EXERCISE DESCRIPTION — Reproduce every line of all the entries below verbatim, omitting the pictures from your output.
* BEGIN *
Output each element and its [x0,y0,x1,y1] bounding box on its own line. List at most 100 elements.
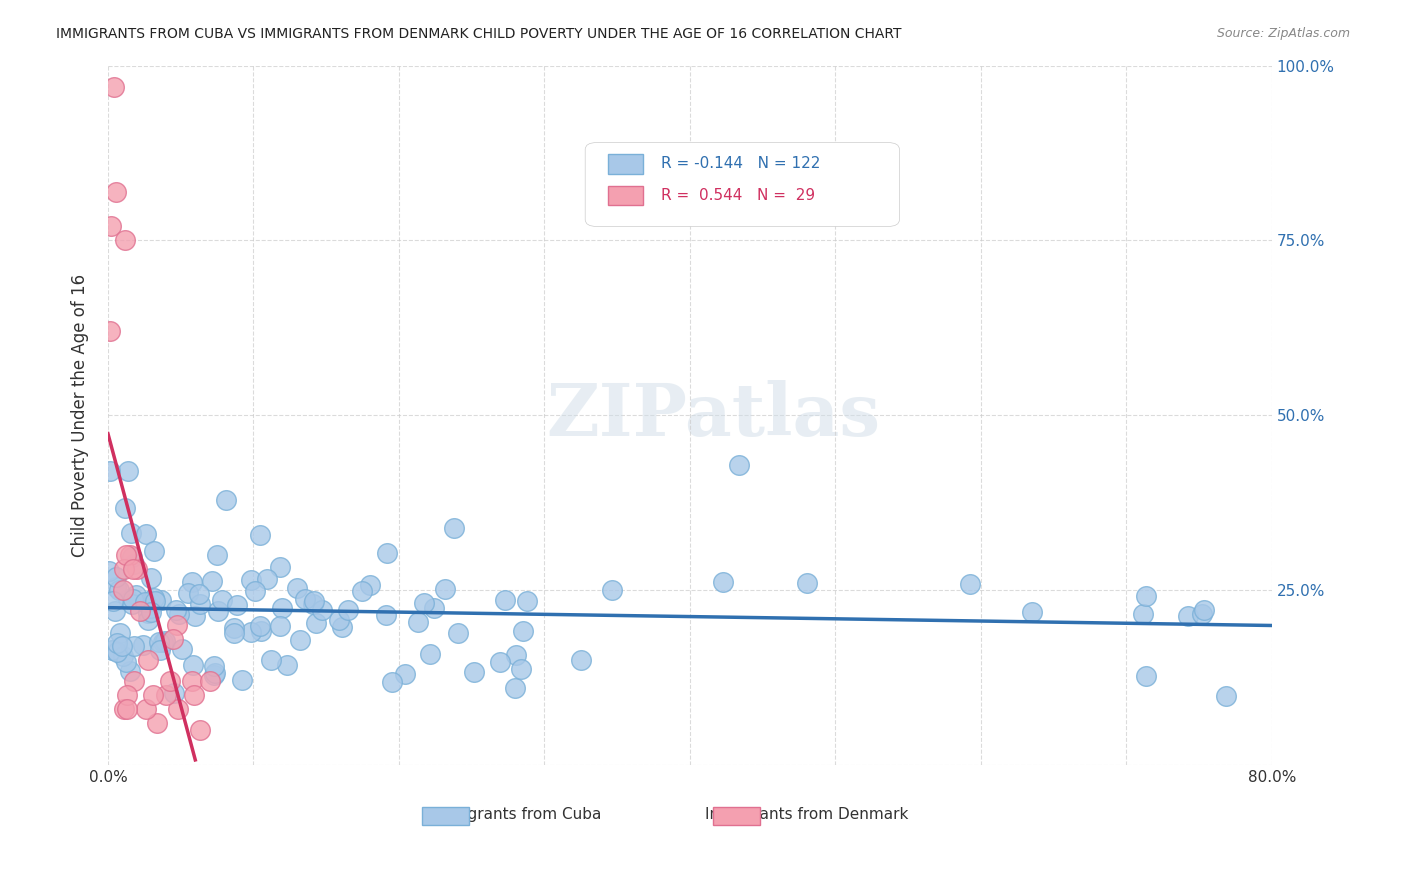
Point [512,624,534,638]
Point [112,583,135,598]
Point [103,79,125,94]
Point [489,655,512,669]
Point [167,702,190,716]
FancyBboxPatch shape [585,143,900,227]
Point [183,688,205,702]
Point [711,574,734,589]
Point [959,577,981,591]
Point [124,674,146,689]
Point [285,581,308,595]
Point [240,625,263,640]
Point [162,632,184,647]
Point [290,632,312,647]
Point [129,604,152,618]
Point [260,653,283,667]
Text: R = -0.144   N = 122: R = -0.144 N = 122 [661,156,820,171]
Text: ZIPatlas: ZIPatlas [546,380,880,450]
Point [224,621,246,635]
Point [215,492,238,507]
Point [118,548,141,562]
Point [328,613,350,627]
Point [136,653,159,667]
Point [330,620,353,634]
Point [374,608,396,623]
Point [136,607,159,621]
Point [166,618,188,632]
Point [269,559,291,574]
Point [201,574,224,588]
Point [239,573,262,587]
Point [516,594,538,608]
Point [350,584,373,599]
Point [114,234,136,248]
Text: R =  0.544   N =  29: R = 0.544 N = 29 [661,187,815,202]
Point [269,618,291,632]
Point [181,674,204,689]
Point [249,619,271,633]
Point [1135,668,1157,682]
Point [142,544,165,558]
Point [135,526,157,541]
Point [276,657,298,672]
Point [305,615,328,630]
Point [294,591,316,606]
Point [304,594,326,608]
Point [163,686,186,700]
Point [602,583,624,598]
Point [172,642,194,657]
Point [121,549,143,564]
Point [115,688,138,702]
Point [1177,608,1199,623]
Point [150,592,173,607]
Point [183,609,205,624]
Point [211,592,233,607]
Point [117,592,139,607]
Point [433,582,456,597]
Point [188,586,211,600]
Text: Source: ZipAtlas.com: Source: ZipAtlas.com [1216,27,1350,40]
Point [443,520,465,534]
Point [105,185,128,199]
Point [1215,689,1237,703]
Point [122,557,145,571]
Point [256,572,278,586]
Point [1191,607,1213,621]
Point [139,594,162,608]
Point [155,688,177,702]
Text: Immigrants from Denmark: Immigrants from Denmark [704,806,908,822]
Point [224,626,246,640]
Point [1132,607,1154,622]
Point [503,681,526,696]
Point [204,666,226,681]
Point [155,634,177,648]
Point [1192,603,1215,617]
Point [104,580,127,594]
Point [111,639,134,653]
Point [250,624,273,639]
Point [796,575,818,590]
Point [132,638,155,652]
Point [148,635,170,649]
Point [104,569,127,583]
Point [105,636,128,650]
Point [122,592,145,607]
Y-axis label: Child Poverty Under the Age of 16: Child Poverty Under the Age of 16 [72,274,89,557]
Point [125,588,148,602]
Point [149,642,172,657]
Point [1021,605,1043,619]
Point [198,674,221,689]
Point [121,598,143,612]
Point [1135,589,1157,603]
Point [377,546,399,560]
Point [202,668,225,682]
Point [112,562,135,576]
Point [270,600,292,615]
Point [181,574,204,589]
Point [134,595,156,609]
Point [120,525,142,540]
Point [188,723,211,738]
Point [569,653,592,667]
Point [207,604,229,618]
Point [413,596,436,610]
Point [117,464,139,478]
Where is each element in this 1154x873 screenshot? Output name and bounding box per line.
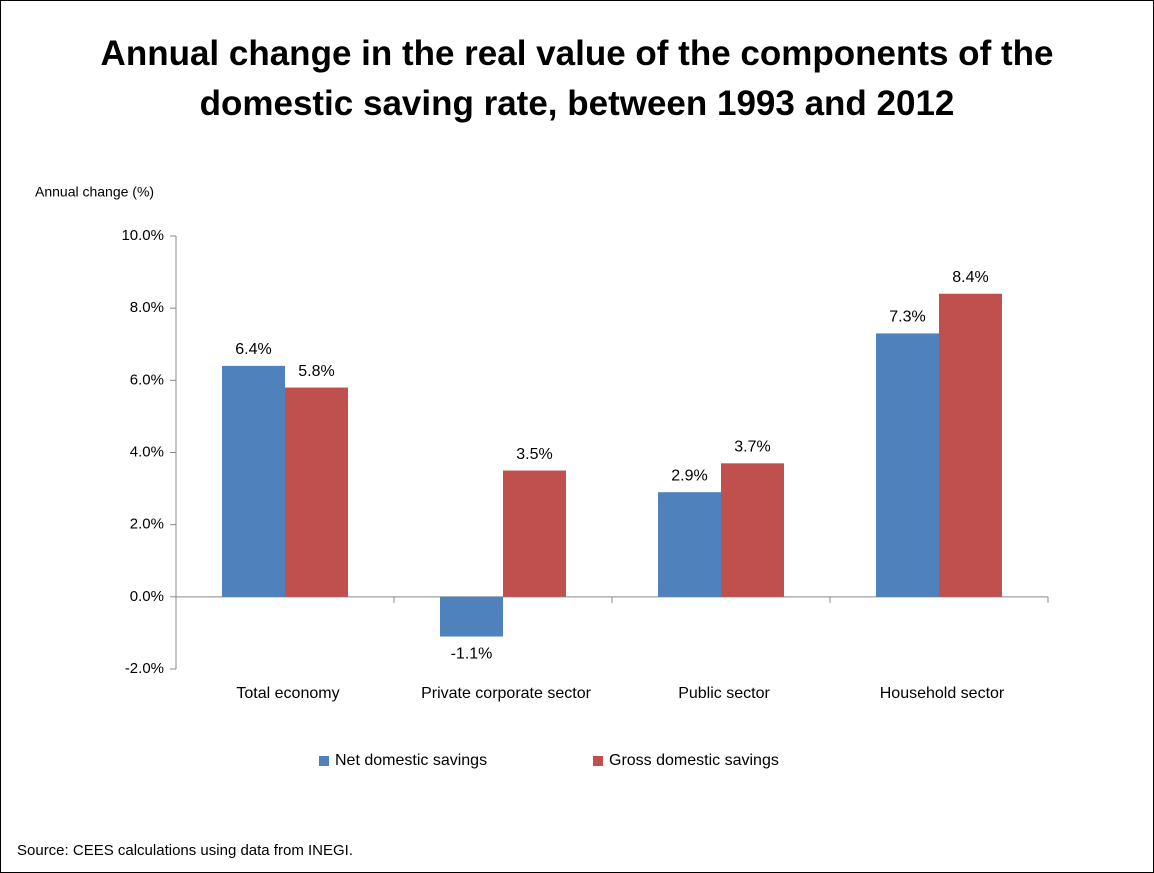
legend-label: Net domestic savings (335, 752, 487, 769)
data-label: 5.8% (298, 363, 334, 380)
chart-title: Annual change in the real value of the c… (100, 34, 1054, 123)
legend-swatch (593, 756, 603, 766)
x-tick-label: Total economy (236, 685, 340, 702)
x-tick-label: Private corporate sector (421, 685, 591, 702)
data-label: 8.4% (952, 269, 988, 286)
legend-label: Gross domestic savings (609, 752, 779, 769)
y-tick-label: -2.0% (125, 660, 164, 677)
y-tick-label: 0.0% (130, 588, 164, 605)
bar (503, 470, 566, 597)
data-label: 7.3% (889, 309, 925, 326)
bar (939, 293, 1002, 597)
y-tick-label: 6.0% (130, 371, 164, 388)
source: Source: CEES calculations using data fro… (17, 842, 353, 859)
bar (876, 333, 939, 597)
data-label: 6.4% (235, 341, 271, 358)
bar (721, 463, 784, 597)
x-tick-label: Public sector (678, 685, 770, 702)
bar (658, 492, 721, 597)
bar (285, 387, 348, 597)
data-label: -1.1% (451, 646, 493, 663)
y-tick-label: 8.0% (130, 299, 164, 316)
y-axis-label: Annual change (%) (35, 184, 154, 200)
y-tick-label: 10.0% (121, 227, 164, 244)
data-label: 2.9% (671, 467, 707, 484)
x-tick-label: Household sector (879, 685, 1005, 702)
data-label: 3.5% (516, 446, 552, 463)
data-label: 3.7% (734, 439, 770, 456)
bar (222, 365, 285, 597)
legend-swatch (319, 756, 329, 766)
y-tick-label: 4.0% (130, 443, 164, 460)
bar (440, 596, 503, 637)
y-tick-label: 2.0% (130, 516, 164, 533)
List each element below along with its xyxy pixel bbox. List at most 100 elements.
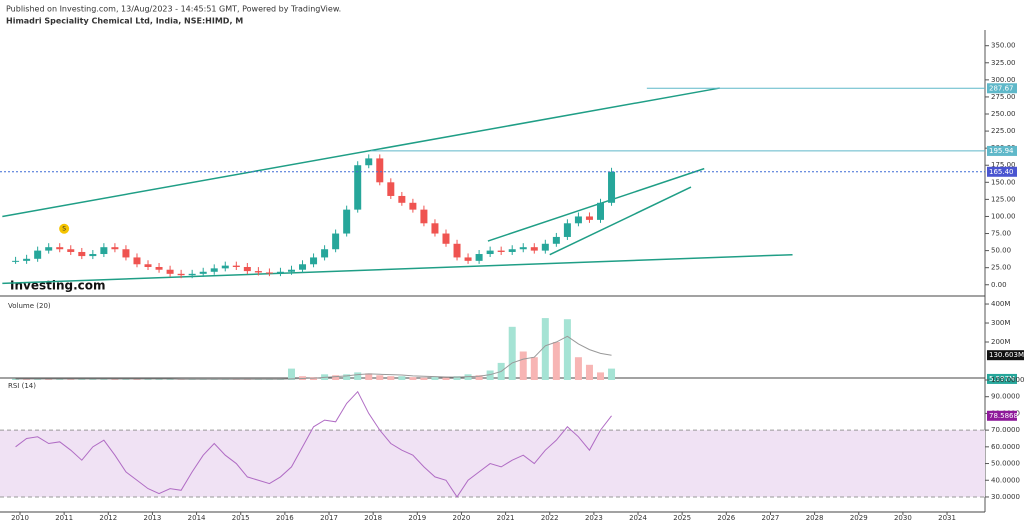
* END *
CORRECT RESPONSE —
Output each element and its [x0,y0,x1,y1] bounding box on its own line. List at most 100 elements.
Point [512,624,534,638]
Point [112,583,135,598]
Point [103,79,125,94]
Point [489,655,512,669]
Point [167,702,190,716]
FancyBboxPatch shape [585,143,900,227]
Point [183,688,205,702]
Point [711,574,734,589]
Point [959,577,981,591]
Point [124,674,146,689]
Point [285,581,308,595]
Point [240,625,263,640]
Point [162,632,184,647]
Point [290,632,312,647]
Point [129,604,152,618]
Point [260,653,283,667]
Text: R = -0.144   N = 122: R = -0.144 N = 122 [661,156,820,171]
Text: ZIPatlas: ZIPatlas [546,380,880,450]
Point [224,621,246,635]
Point [215,492,238,507]
Point [118,548,141,562]
Point [328,613,350,627]
Point [136,653,159,667]
Point [330,620,353,634]
Point [374,608,396,623]
Point [136,607,159,621]
Point [166,618,188,632]
Point [269,559,291,574]
Point [201,574,224,588]
Point [239,573,262,587]
Point [516,594,538,608]
Point [350,584,373,599]
Point [114,234,136,248]
Text: R =  0.544   N =  29: R = 0.544 N = 29 [661,187,815,202]
Point [269,618,291,632]
Point [181,674,204,689]
Point [249,619,271,633]
Point [1135,668,1157,682]
Point [142,544,165,558]
Point [135,526,157,541]
Point [276,657,298,672]
Point [305,615,328,630]
Point [294,591,316,606]
Point [304,594,326,608]
Point [163,686,186,700]
Point [602,583,624,598]
Point [172,642,194,657]
Point [121,549,143,564]
Point [115,688,138,702]
Point [1177,608,1199,623]
Point [150,592,173,607]
Point [183,609,205,624]
Point [211,592,233,607]
Point [117,592,139,607]
Point [433,582,456,597]
Point [188,586,211,600]
Text: Source: ZipAtlas.com: Source: ZipAtlas.com [1216,27,1350,40]
Point [443,520,465,534]
Point [105,185,128,199]
Point [1215,689,1237,703]
Point [122,557,145,571]
Point [256,572,278,586]
Point [1191,607,1213,621]
Point [139,594,162,608]
Point [155,688,177,702]
Text: Immigrants from Denmark: Immigrants from Denmark [704,806,908,822]
Point [224,626,246,640]
Point [1132,607,1154,622]
Point [503,681,526,696]
Point [204,666,226,681]
Point [155,634,177,648]
Point [1192,603,1215,617]
Point [104,580,127,594]
Point [111,639,134,653]
Point [250,624,273,639]
Point [796,575,818,590]
Point [132,638,155,652]
Point [148,635,170,649]
Point [104,569,127,583]
Point [105,636,128,650]
Point [122,592,145,607]
Y-axis label: Child Poverty Under the Age of 16: Child Poverty Under the Age of 16 [72,274,89,557]
Point [125,588,148,602]
Point [149,642,172,657]
Point [1021,605,1043,619]
Point [198,674,221,689]
Point [121,598,143,612]
Point [1135,589,1157,603]
Point [377,546,399,560]
Point [202,668,225,682]
Point [112,562,135,576]
Point [270,600,292,615]
Point [181,574,204,589]
Point [134,595,156,609]
Point [120,525,142,540]
Point [188,723,211,738]
Point [569,653,592,667]
Point [207,604,229,618]
Point [413,596,436,610]
Point [117,464,139,478]
Where is each element in this 1154x873 screenshot? Output name and bounding box per line.
legend-label: Net domestic savings (335, 752, 487, 769)
data-label: 5.8% (298, 363, 334, 380)
chart-title: Annual change in the real value of the c… (100, 34, 1054, 123)
legend-swatch (593, 756, 603, 766)
x-tick-label: Total economy (236, 685, 340, 702)
x-tick-label: Private corporate sector (421, 685, 591, 702)
data-label: 8.4% (952, 269, 988, 286)
legend-label: Gross domestic savings (609, 752, 779, 769)
y-tick-label: -2.0% (125, 660, 164, 677)
y-tick-label: 0.0% (130, 588, 164, 605)
bar (503, 470, 566, 597)
data-label: 7.3% (889, 309, 925, 326)
bar (939, 293, 1002, 597)
y-tick-label: 6.0% (130, 371, 164, 388)
source: Source: CEES calculations using data fro… (17, 842, 353, 859)
bar (876, 333, 939, 597)
data-label: 6.4% (235, 341, 271, 358)
bar (721, 463, 784, 597)
x-tick-label: Public sector (678, 685, 770, 702)
bar (658, 492, 721, 597)
bar (285, 387, 348, 597)
data-label: -1.1% (451, 646, 493, 663)
y-tick-label: 8.0% (130, 299, 164, 316)
y-axis-label: Annual change (%) (35, 184, 154, 200)
y-tick-label: 10.0% (121, 227, 164, 244)
data-label: 2.9% (671, 467, 707, 484)
x-tick-label: Household sector (879, 685, 1005, 702)
data-label: 3.5% (516, 446, 552, 463)
data-label: 3.7% (734, 439, 770, 456)
bar (222, 365, 285, 597)
legend-swatch (319, 756, 329, 766)
y-tick-label: 4.0% (130, 443, 164, 460)
bar (440, 596, 503, 637)
y-tick-label: 2.0% (130, 516, 164, 533)
List each element below along with its xyxy pixel bbox. List at most 100 elements.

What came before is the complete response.